* CHALLENGE
Set down exactly the lines running from the line with "Output a JSON" to the end of the listing below, both ends included.
-------------------------
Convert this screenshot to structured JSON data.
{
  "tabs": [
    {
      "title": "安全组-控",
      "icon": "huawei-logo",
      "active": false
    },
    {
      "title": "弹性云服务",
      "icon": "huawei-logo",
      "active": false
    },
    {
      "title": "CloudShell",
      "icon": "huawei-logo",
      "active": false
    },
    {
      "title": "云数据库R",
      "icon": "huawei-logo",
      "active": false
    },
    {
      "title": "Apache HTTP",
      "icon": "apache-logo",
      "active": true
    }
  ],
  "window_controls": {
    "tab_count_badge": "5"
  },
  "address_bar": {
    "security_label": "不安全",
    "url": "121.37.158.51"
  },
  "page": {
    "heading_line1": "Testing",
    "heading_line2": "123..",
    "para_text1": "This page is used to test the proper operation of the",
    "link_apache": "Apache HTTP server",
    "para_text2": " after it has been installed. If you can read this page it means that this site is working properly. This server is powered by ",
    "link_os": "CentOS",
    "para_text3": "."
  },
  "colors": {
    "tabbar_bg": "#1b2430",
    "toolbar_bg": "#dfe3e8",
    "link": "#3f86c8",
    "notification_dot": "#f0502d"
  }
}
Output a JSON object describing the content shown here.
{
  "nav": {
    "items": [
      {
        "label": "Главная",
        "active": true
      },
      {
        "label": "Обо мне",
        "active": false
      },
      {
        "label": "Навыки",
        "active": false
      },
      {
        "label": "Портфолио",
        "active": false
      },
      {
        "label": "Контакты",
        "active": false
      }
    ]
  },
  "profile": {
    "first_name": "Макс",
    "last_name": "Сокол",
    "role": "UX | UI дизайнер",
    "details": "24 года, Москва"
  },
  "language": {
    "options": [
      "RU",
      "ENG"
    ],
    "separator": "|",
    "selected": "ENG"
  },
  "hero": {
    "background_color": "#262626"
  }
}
-------------------------
* EXERCISE ANSWER
Output a JSON object describing the content shown here.
{
  "nav": {
    "items": [
      {
        "label": "Главная",
        "active": true
      },
      {
        "label": "Обо мне",
        "active": false
      },
      {
        "label": "Навыки",
        "active": false
      },
      {
        "label": "Портфолио",
        "active": false
      },
      {
        "label": "Контакты",
        "active": false
      }
    ]
  },
  "profile": {
    "first_name": "Макс",
    "last_name": "Сокол",
    "role": "UX | UI дизайнер",
    "details": "24 года, Москва"
  },
  "language": {
    "options": [
      "RU",
      "ENG"
    ],
    "separator": "|",
    "selected": "ENG"
  },
  "hero": {
    "background_color": "#262626"
  }
}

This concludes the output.